DATA SUPPLIED
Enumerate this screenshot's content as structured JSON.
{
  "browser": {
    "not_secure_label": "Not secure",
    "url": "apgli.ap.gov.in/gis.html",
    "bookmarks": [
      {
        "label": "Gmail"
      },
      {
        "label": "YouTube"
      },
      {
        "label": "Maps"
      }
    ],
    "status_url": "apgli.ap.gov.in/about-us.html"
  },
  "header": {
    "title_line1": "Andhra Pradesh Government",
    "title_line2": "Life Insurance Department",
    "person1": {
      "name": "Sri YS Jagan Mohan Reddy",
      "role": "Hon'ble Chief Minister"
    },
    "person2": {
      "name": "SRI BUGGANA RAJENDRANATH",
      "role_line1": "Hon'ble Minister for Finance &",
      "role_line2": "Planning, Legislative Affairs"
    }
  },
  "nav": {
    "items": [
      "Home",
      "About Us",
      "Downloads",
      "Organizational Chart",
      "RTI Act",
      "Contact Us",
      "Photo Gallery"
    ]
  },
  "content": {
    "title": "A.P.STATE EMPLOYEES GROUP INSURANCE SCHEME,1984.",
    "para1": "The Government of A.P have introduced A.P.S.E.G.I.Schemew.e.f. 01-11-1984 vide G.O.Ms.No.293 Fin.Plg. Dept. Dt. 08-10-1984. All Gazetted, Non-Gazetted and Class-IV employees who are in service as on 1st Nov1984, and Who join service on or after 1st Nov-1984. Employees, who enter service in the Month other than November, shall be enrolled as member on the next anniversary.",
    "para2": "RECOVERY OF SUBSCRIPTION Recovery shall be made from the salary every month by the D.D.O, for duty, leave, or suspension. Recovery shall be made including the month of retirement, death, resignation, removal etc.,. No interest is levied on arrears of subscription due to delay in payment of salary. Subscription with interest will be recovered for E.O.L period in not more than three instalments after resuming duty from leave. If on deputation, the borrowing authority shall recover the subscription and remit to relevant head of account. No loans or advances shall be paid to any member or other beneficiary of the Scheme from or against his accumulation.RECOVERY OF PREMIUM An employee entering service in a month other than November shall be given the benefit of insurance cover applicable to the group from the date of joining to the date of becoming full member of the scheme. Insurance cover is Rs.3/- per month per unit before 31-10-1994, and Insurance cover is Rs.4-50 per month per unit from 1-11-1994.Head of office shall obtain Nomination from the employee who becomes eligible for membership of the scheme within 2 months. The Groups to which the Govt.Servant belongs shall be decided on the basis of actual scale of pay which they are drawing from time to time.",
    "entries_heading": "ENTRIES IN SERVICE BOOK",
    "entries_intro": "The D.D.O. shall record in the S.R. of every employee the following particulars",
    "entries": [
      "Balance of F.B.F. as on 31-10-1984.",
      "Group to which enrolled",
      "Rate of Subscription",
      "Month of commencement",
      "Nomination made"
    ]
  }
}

WHAT THE TASK ASKS
All of the records must be retyped exactly as they are.

EXERCISE OUTPUT
Enumerate this screenshot's content as structured JSON.
{
  "browser": {
    "not_secure_label": "Not secure",
    "url": "apgli.ap.gov.in/gis.html",
    "bookmarks": [
      {
        "label": "Gmail"
      },
      {
        "label": "YouTube"
      },
      {
        "label": "Maps"
      }
    ],
    "status_url": "apgli.ap.gov.in/about-us.html"
  },
  "header": {
    "title_line1": "Andhra Pradesh Government",
    "title_line2": "Life Insurance Department",
    "person1": {
      "name": "Sri YS Jagan Mohan Reddy",
      "role": "Hon'ble Chief Minister"
    },
    "person2": {
      "name": "SRI BUGGANA RAJENDRANATH",
      "role_line1": "Hon'ble Minister for Finance &",
      "role_line2": "Planning, Legislative Affairs"
    }
  },
  "nav": {
    "items": [
      "Home",
      "About Us",
      "Downloads",
      "Organizational Chart",
      "RTI Act",
      "Contact Us",
      "Photo Gallery"
    ]
  },
  "content": {
    "title": "A.P.STATE EMPLOYEES GROUP INSURANCE SCHEME,1984.",
    "para1": "The Government of A.P have introduced A.P.S.E.G.I.Schemew.e.f. 01-11-1984 vide G.O.Ms.No.293 Fin.Plg. Dept. Dt. 08-10-1984. All Gazetted, Non-Gazetted and Class-IV employees who are in service as on 1st Nov1984, and Who join service on or after 1st Nov-1984. Employees, who enter service in the Month other than November, shall be enrolled as member on the next anniversary.",
    "para2": "RECOVERY OF SUBSCRIPTION Recovery shall be made from the salary every month by the D.D.O, for duty, leave, or suspension. Recovery shall be made including the month of retirement, death, resignation, removal etc.,. No interest is levied on arrears of subscription due to delay in payment of salary. Subscription with interest will be recovered for E.O.L period in not more than three instalments after resuming duty from leave. If on deputation, the borrowing authority shall recover the subscription and remit to relevant head of account. No loans or advances shall be paid to any member or other beneficiary of the Scheme from or against his accumulation.RECOVERY OF PREMIUM An employee entering service in a month other than November shall be given the benefit of insurance cover applicable to the group from the date of joining to the date of becoming full member of the scheme. Insurance cover is Rs.3/- per month per unit before 31-10-1994, and Insurance cover is Rs.4-50 per month per unit from 1-11-1994.Head of office shall obtain Nomination from the employee who becomes eligible for membership of the scheme within 2 months. The Groups to which the Govt.Servant belongs shall be decided on the basis of actual scale of pay which they are drawing from time to time.",
    "entries_heading": "ENTRIES IN SERVICE BOOK",
    "entries_intro": "The D.D.O. shall record in the S.R. of every employee the following particulars",
    "entries": [
      "Balance of F.B.F. as on 31-10-1984.",
      "Group to which enrolled",
      "Rate of Subscription",
      "Month of commencement",
      "Nomination made"
    ]
  }
}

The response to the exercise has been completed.